In the material below, find every line with "Additional" and pull it out.

** begin TASK INPUT **

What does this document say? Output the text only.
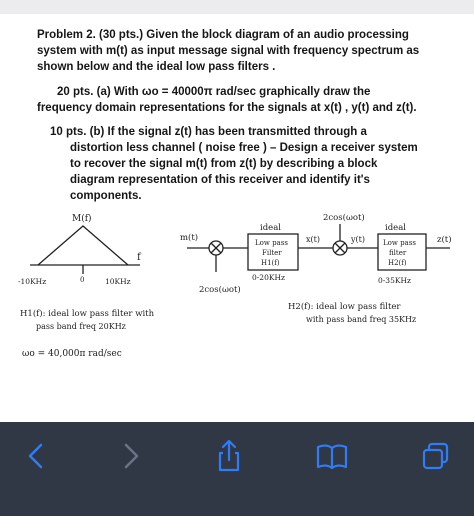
Problem 2. (30 pts.) Given the block diagram of an audio processing
system with m(t) as input message signal with frequency spectrum as
shown below and the ideal low pass filters .
20 pts. (a) With ωo = 40000π rad/sec graphically draw the
frequency domain representations for the signals at x(t) , y(t) and z(t).
10 pts. (b) If the signal z(t) has been transmitted through a
distortion less channel ( noise free ) – Design a receiver system
to recover the signal m(t) from z(t) by describing a block
diagram representation of this receiver and identify it's
components.
M(f)
f
-10KHz	0	10KHz
m(t)
2cos(ωot)
ideal
Low pass
Filter
H1(f)
0-20KHz
x(t)
2cos(ωot)
y(t)
ideal
Low pass
filter
H2(f)
0-35KHz
z(t)
H1(f): ideal low pass filter with
pass band freq 20KHz
H2(f): ideal low pass filter
with pass band freq 35KHz
ωo = 40,000π rad/sec
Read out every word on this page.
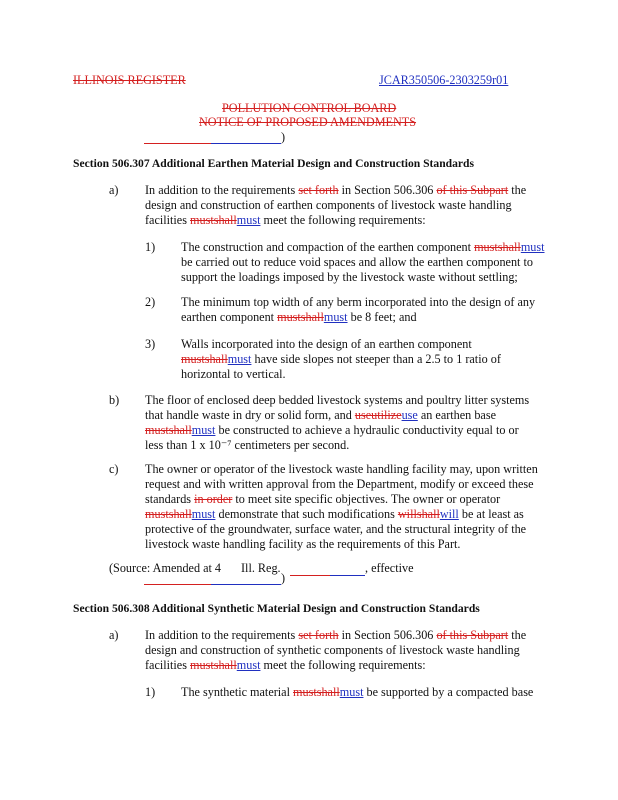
ILLINOIS REGISTER	JCAR350506-2303259r01
POLLUTION CONTROL BOARD
NOTICE OF PROPOSED AMENDMENTS
)
Section 506.307 Additional Earthen Material Design and Construction Standards
a) In addition to the requirements set forth in Section 506.306 of this Subpart the
design and construction of earthen components of livestock waste handling
facilities mustshallmust meet the following requirements:
1) The construction and compaction of the earthen component mustshallmust
be carried out to reduce void spaces and allow the earthen component to
support the loadings imposed by the livestock waste without settling;
2) The minimum top width of any berm incorporated into the design of any
earthen component mustshallmust be 8 feet; and
3) Walls incorporated into the design of an earthen component
mustshallmust have side slopes not steeper than a 2.5 to 1 ratio of
horizontal to vertical.
b) The floor of enclosed deep bedded livestock systems and poultry litter systems
that handle waste in dry or solid form, and useutilizeuse an earthen base
mustshallmust be constructed to achieve a hydraulic conductivity equal to or
less than 1 x 10⁻⁷ centimeters per second.
c) The owner or operator of the livestock waste handling facility may, upon written
request and with written approval from the Department, modify or exceed these
standards in order to meet site specific objectives. The owner or operator
mustshallmust demonstrate that such modifications willshallwill be at least as
protective of the groundwater, surface water, and the structural integrity of the
livestock waste handling facility as the requirements of this Part.
(Source: Amended at 4 Ill. Reg.	, effective
)
Section 506.308 Additional Synthetic Material Design and Construction Standards
a) In addition to the requirements set forth in Section 506.306 of this Subpart the
design and construction of synthetic components of livestock waste handling
facilities mustshallmust meet the following requirements:
1) The synthetic material mustshallmust be supported by a compacted base
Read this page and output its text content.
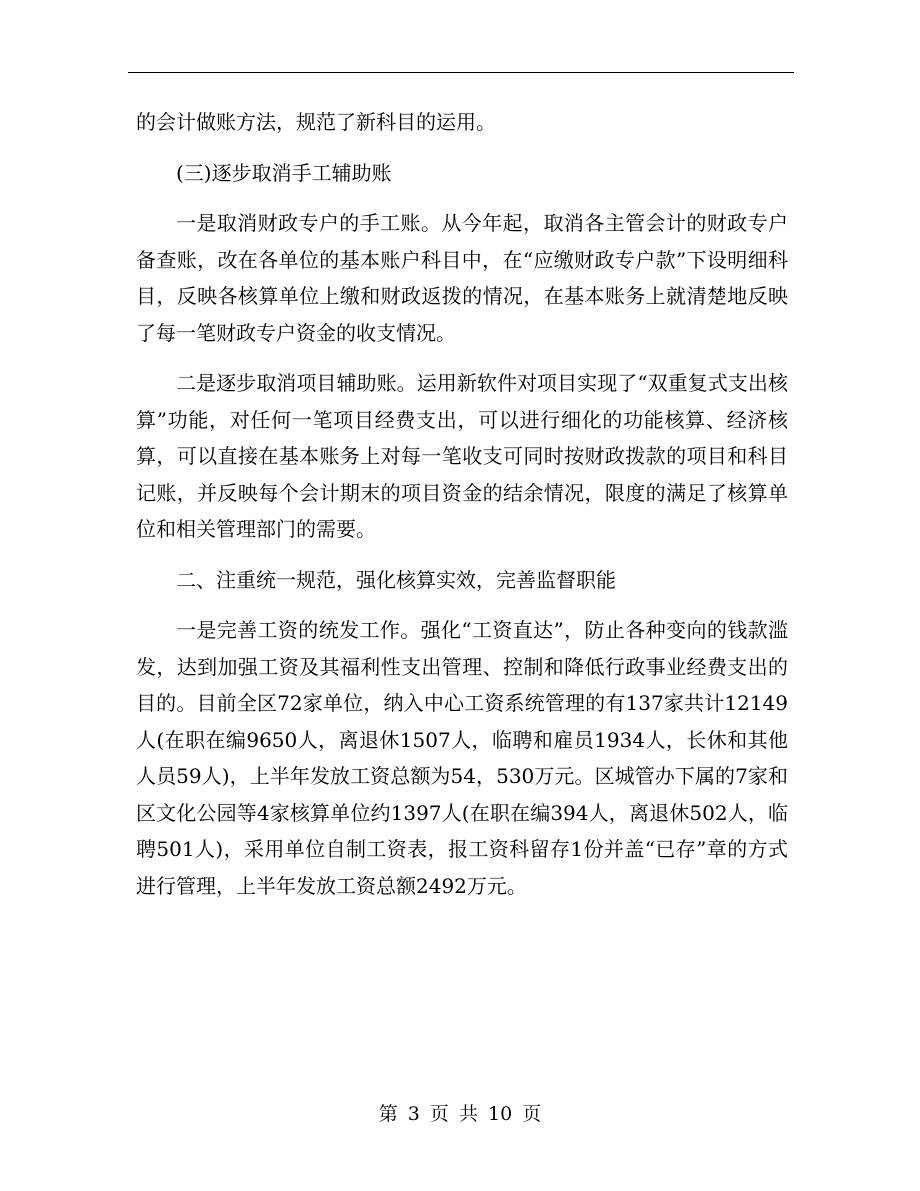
的会计做账方法，规范了新科目的运用。

(三)逐步取消手工辅助账

一是取消财政专户的手工账。从今年起，取消各主管会计的财政专户备查账，改在各单位的基本账户科目中，在“应缴财政专户款”下设明细科目，反映各核算单位上缴和财政返拨的情况，在基本账务上就清楚地反映了每一笔财政专户资金的收支情况。

二是逐步取消项目辅助账。运用新软件对项目实现了“双重复式支出核算”功能，对任何一笔项目经费支出，可以进行细化的功能核算、经济核算，可以直接在基本账务上对每一笔收支可同时按财政拨款的项目和科目记账，并反映每个会计期末的项目资金的结余情况，限度的满足了核算单位和相关管理部门的需要。

二、注重统一规范，强化核算实效，完善监督职能

一是完善工资的统发工作。强化“工资直达”，防止各种变向的钱款滥发，达到加强工资及其福利性支出管理、控制和降低行政事业经费支出的目的。目前全区72家单位，纳入中心工资系统管理的有137家共计12149人(在职在编9650人，离退休1507人，临聘和雇员1934人，长休和其他人员59人)，上半年发放工资总额为54，530万元。区城管办下属的7家和区文化公园等4家核算单位约1397人(在职在编394人，离退休502人，临聘501人)，采用单位自制工资表，报工资科留存1份并盖“已存”章的方式进行管理，上半年发放工资总额2492万元。

第 3 页 共 10 页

** end TASK INPUT **

PROBLEM SOLUTION:
Section 506.307 Additional Earthen Material Design and Construction Standards
Section 506.308 Additional Synthetic Material Design and Construction Standards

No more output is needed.